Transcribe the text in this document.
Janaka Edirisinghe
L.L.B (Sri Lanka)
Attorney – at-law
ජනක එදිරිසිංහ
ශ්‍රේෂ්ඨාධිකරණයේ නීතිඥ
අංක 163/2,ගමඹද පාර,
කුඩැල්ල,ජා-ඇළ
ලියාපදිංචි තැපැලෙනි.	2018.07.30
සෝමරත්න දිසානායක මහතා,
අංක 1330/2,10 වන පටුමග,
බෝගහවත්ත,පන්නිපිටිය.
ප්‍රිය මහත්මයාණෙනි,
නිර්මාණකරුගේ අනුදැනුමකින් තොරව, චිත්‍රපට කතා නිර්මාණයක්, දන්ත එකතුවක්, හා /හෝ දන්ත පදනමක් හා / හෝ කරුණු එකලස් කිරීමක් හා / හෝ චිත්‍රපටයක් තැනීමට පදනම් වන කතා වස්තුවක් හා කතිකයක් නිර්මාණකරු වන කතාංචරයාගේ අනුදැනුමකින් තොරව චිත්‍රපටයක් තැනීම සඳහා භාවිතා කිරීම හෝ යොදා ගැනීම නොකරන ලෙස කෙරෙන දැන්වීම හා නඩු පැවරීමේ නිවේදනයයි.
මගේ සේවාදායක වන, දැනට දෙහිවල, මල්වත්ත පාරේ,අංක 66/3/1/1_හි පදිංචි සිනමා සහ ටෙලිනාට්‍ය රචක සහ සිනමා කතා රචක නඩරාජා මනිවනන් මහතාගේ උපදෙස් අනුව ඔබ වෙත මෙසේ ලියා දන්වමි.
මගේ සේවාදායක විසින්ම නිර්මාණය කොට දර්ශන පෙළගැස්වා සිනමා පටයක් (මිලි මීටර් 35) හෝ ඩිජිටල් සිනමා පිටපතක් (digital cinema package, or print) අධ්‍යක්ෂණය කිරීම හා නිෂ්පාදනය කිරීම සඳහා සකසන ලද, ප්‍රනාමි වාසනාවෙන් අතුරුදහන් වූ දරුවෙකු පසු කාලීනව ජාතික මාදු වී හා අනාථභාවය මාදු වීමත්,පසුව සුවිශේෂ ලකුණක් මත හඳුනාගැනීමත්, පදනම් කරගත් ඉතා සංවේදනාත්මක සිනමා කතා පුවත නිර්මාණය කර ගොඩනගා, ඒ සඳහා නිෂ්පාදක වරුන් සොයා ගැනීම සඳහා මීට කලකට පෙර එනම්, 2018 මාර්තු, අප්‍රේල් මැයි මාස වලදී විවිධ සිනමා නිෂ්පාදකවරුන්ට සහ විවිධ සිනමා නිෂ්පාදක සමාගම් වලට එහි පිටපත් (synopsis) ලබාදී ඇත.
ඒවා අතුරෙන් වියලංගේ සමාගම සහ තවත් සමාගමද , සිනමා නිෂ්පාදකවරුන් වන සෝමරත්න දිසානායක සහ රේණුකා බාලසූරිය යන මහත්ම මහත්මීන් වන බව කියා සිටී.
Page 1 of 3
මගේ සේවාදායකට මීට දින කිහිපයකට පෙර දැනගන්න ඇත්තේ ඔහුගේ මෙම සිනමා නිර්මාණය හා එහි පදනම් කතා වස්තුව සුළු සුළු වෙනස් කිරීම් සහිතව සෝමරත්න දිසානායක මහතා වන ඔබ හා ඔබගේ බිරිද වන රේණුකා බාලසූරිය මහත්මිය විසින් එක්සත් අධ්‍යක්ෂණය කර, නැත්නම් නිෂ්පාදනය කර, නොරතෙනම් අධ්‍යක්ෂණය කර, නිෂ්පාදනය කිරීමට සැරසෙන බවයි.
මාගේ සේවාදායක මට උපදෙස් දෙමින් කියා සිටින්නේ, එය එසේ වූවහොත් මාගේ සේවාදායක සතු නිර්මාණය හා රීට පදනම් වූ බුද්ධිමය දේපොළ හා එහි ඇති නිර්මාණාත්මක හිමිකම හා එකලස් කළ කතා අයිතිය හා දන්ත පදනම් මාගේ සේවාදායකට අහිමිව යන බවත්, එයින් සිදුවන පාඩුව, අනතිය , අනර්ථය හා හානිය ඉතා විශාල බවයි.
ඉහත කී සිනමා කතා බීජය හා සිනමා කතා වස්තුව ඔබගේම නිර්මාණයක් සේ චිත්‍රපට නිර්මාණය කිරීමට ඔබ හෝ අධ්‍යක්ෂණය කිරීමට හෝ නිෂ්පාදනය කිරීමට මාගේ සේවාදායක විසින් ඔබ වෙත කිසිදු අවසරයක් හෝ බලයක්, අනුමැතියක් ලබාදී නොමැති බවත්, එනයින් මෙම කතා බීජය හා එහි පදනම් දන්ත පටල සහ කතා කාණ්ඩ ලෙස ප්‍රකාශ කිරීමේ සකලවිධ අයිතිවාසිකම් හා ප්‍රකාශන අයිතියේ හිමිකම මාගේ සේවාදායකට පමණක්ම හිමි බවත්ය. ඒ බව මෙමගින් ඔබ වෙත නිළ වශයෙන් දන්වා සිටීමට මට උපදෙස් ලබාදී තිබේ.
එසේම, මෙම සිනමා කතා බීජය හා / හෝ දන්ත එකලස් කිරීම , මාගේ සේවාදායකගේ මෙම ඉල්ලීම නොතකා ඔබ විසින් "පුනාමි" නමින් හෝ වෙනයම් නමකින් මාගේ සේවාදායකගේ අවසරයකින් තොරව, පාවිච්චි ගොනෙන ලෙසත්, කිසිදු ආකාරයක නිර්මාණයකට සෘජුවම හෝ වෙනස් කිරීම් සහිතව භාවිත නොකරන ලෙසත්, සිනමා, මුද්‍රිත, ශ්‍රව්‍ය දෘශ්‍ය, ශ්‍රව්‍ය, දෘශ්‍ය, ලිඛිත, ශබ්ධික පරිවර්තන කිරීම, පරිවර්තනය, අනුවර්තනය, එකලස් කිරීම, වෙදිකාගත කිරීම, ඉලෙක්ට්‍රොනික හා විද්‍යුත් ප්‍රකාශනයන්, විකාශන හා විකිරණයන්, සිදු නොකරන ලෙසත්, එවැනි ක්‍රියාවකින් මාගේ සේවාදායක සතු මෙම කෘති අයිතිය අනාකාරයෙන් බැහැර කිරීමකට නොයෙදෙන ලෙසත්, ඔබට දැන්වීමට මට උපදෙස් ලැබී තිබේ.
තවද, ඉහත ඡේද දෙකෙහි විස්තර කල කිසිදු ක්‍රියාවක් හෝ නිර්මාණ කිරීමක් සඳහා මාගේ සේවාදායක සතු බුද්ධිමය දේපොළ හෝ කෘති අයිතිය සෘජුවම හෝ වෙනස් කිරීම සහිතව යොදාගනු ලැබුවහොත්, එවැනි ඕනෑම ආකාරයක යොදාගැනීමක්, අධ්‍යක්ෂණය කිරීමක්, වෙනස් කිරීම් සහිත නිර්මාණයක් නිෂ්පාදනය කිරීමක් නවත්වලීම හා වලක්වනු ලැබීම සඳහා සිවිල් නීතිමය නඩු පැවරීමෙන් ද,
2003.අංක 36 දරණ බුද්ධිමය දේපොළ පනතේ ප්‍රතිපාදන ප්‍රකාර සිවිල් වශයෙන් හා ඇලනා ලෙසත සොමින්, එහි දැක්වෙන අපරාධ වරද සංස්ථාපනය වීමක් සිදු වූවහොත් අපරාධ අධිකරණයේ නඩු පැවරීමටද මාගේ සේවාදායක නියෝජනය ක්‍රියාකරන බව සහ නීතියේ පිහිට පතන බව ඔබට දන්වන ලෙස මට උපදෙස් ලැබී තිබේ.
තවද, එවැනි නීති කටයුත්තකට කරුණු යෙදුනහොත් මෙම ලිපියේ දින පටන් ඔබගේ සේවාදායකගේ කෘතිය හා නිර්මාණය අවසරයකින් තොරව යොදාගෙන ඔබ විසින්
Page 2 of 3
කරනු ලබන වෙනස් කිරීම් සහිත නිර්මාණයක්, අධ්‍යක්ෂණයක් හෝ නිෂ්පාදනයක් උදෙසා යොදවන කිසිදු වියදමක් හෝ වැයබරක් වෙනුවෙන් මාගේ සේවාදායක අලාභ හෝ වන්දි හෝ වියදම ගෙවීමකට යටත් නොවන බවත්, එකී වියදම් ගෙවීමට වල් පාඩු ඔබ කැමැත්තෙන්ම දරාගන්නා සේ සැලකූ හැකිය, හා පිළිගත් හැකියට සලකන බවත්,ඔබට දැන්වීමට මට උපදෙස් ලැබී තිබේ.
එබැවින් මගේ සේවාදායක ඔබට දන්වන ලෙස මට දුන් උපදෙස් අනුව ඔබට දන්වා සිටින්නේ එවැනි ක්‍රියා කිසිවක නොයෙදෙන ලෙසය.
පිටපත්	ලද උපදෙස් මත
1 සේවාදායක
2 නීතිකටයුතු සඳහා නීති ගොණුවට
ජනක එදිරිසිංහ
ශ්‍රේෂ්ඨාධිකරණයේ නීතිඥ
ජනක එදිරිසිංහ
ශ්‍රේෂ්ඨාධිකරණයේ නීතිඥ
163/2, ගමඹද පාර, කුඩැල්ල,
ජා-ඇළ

★ ★ ★

# Task requirements
Show every line above in which the word "අවසරයක" occurs.

# Solution below
ඉහත කී සිනමා කතා බීජය හා සිනමා කතා වස්තුව ඔබගේම නිර්මාණයක් සේ චිත්‍රපට නිර්මාණය කිරීමට ඔබ හෝ අධ්‍යක්ෂණය කිරීමට හෝ නිෂ්පාදනය කිරීමට මාගේ සේවාදායක විසින් ඔබ වෙත කිසිදු අවසරයක් හෝ බලයක්, අනුමැතියක් ලබාදී නොමැති බවත්, එනයින් මෙම කතා බීජය හා එහි පදනම් දන්ත පටල සහ කතා කාණ්ඩ ලෙස ප්‍රකාශ කිරීමේ සකලවිධ අයිතිවාසිකම් හා ප්‍රකාශන අයිතියේ හිමිකම මාගේ සේවාදායකට පමණක්ම හිමි බවත්ය. ඒ බව මෙමගින් ඔබ වෙත නිළ වශයෙන් දන්වා සිටීමට මට උපදෙස් ලබාදී තිබේ.
එසේම, මෙම සිනමා කතා බීජය හා / හෝ දන්ත එකලස් කිරීම , මාගේ සේවාදායකගේ මෙම ඉල්ලීම නොතකා ඔබ විසින් "පුනාමි" නමින් හෝ වෙනයම් නමකින් මාගේ සේවාදායකගේ අවසරයකින් තොරව, පාවිච්චි ගොනෙන ලෙසත්, කිසිදු ආකාරයක නිර්මාණයකට සෘජුවම හෝ වෙනස් කිරීම් සහිතව භාවිත නොකරන ලෙසත්, සිනමා, මුද්‍රිත, ශ්‍රව්‍ය දෘශ්‍ය, ශ්‍රව්‍ය, දෘශ්‍ය, ලිඛිත, ශබ්ධික පරිවර්තන කිරීම, පරිවර්තනය, අනුවර්තනය, එකලස් කිරීම, වෙදිකාගත කිරීම, ඉලෙක්ට්‍රොනික හා විද්‍යුත් ප්‍රකාශනයන්, විකාශන හා විකිරණයන්, සිදු නොකරන ලෙසත්, එවැනි ක්‍රියාවකින් මාගේ සේවාදායක සතු මෙම කෘති අයිතිය අනාකාරයෙන් බැහැර කිරීමකට නොයෙදෙන ලෙසත්, ඔබට දැන්වීමට මට උපදෙස් ලැබී තිබේ.
තවද, එවැනි නීති කටයුත්තකට කරුණු යෙදුනහොත් මෙම ලිපියේ දින පටන් ඔබගේ සේවාදායකගේ කෘතිය හා නිර්මාණය අවසරයකින් තොරව යොදාගෙන ඔබ විසින්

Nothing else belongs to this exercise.